* _Exercise brief_: Extract each line of the material that follows exactly and omit its pictures.

::::

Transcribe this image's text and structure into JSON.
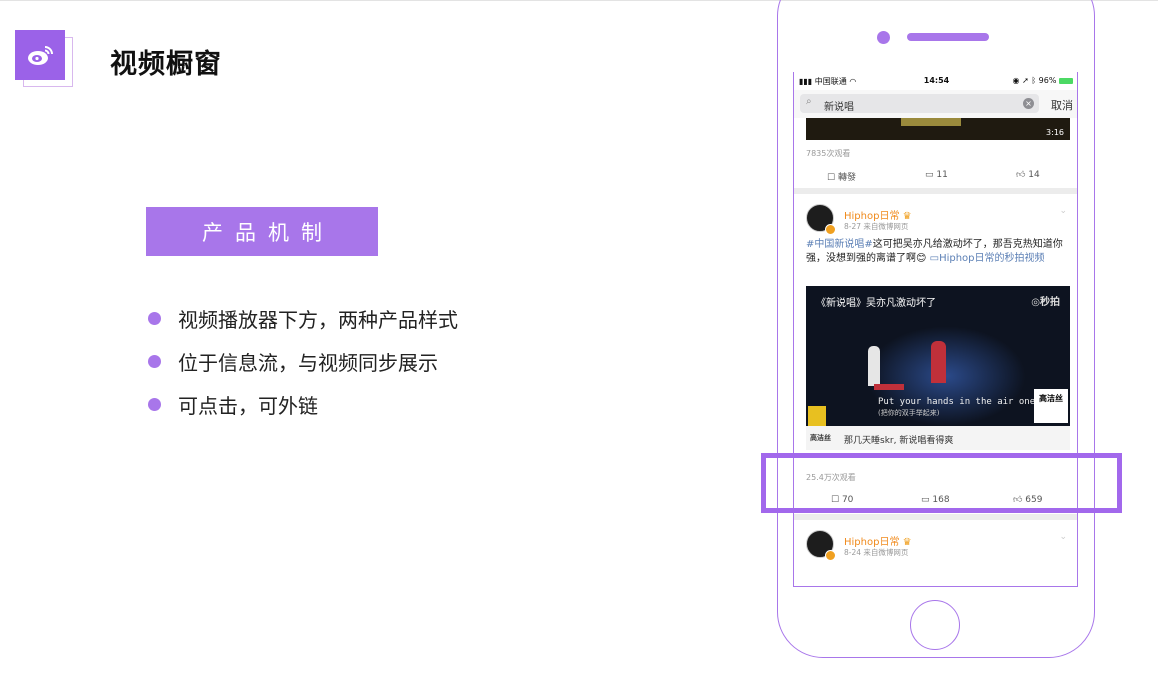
{
  "header": {
    "title": "视频橱窗",
    "logo_icon": "weibo-icon"
  },
  "section": {
    "badge": "产品机制",
    "bullets": [
      "视频播放器下方，两种产品样式",
      "位于信息流，与视频同步展示",
      "可点击，可外链"
    ]
  },
  "colors": {
    "accent": "#a876ea",
    "highlight": "#a268ec",
    "username": "#f08a1c",
    "topic": "#5b7fb5"
  },
  "phone": {
    "status": {
      "carrier": "中国联通",
      "time": "14:54",
      "battery": "96%"
    },
    "search": {
      "query": "新说唱",
      "cancel": "取消"
    },
    "card1": {
      "duration": "3:16",
      "views": "7835次观看",
      "repost": "轉發",
      "comments": "11",
      "likes": "14"
    },
    "card2": {
      "username": "Hiphop日常",
      "meta": "8-27 来自微博网页",
      "topic": "#中国新说唱#",
      "text": "这可把吴亦凡给激动坏了，那吾克热知道你强，没想到强的离谱了啊",
      "link": "Hiphop日常的秒拍视频",
      "video_title": "《新说唱》吴亦凡激动坏了",
      "watermark": "秒拍",
      "subtitle_en": "Put your hands in the air one time",
      "subtitle_cn": "(把你的双手举起来)",
      "brand": "高洁丝",
      "caption_logo": "高洁丝",
      "caption": "那几天睡skr, 新说唱看得爽",
      "views": "25.4万次观看",
      "reposts": "70",
      "comments": "168",
      "likes": "659"
    },
    "card3": {
      "username": "Hiphop日常",
      "meta": "8-24 来自微博网页"
    }
  }
}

::::

* _Response to this task_:
Transcribe this image's text and structure into JSON.
{
  "header": {
    "title": "视频橱窗",
    "logo_icon": "weibo-icon"
  },
  "section": {
    "badge": "产品机制",
    "bullets": [
      "视频播放器下方，两种产品样式",
      "位于信息流，与视频同步展示",
      "可点击，可外链"
    ]
  },
  "colors": {
    "accent": "#a876ea",
    "highlight": "#a268ec",
    "username": "#f08a1c",
    "topic": "#5b7fb5"
  },
  "phone": {
    "status": {
      "carrier": "中国联通",
      "time": "14:54",
      "battery": "96%"
    },
    "search": {
      "query": "新说唱",
      "cancel": "取消"
    },
    "card1": {
      "duration": "3:16",
      "views": "7835次观看",
      "repost": "轉發",
      "comments": "11",
      "likes": "14"
    },
    "card2": {
      "username": "Hiphop日常",
      "meta": "8-27 来自微博网页",
      "topic": "#中国新说唱#",
      "text": "这可把吴亦凡给激动坏了，那吾克热知道你强，没想到强的离谱了啊",
      "link": "Hiphop日常的秒拍视频",
      "video_title": "《新说唱》吴亦凡激动坏了",
      "watermark": "秒拍",
      "subtitle_en": "Put your hands in the air one time",
      "subtitle_cn": "(把你的双手举起来)",
      "brand": "高洁丝",
      "caption_logo": "高洁丝",
      "caption": "那几天睡skr, 新说唱看得爽",
      "views": "25.4万次观看",
      "reposts": "70",
      "comments": "168",
      "likes": "659"
    },
    "card3": {
      "username": "Hiphop日常",
      "meta": "8-24 来自微博网页"
    }
  }
}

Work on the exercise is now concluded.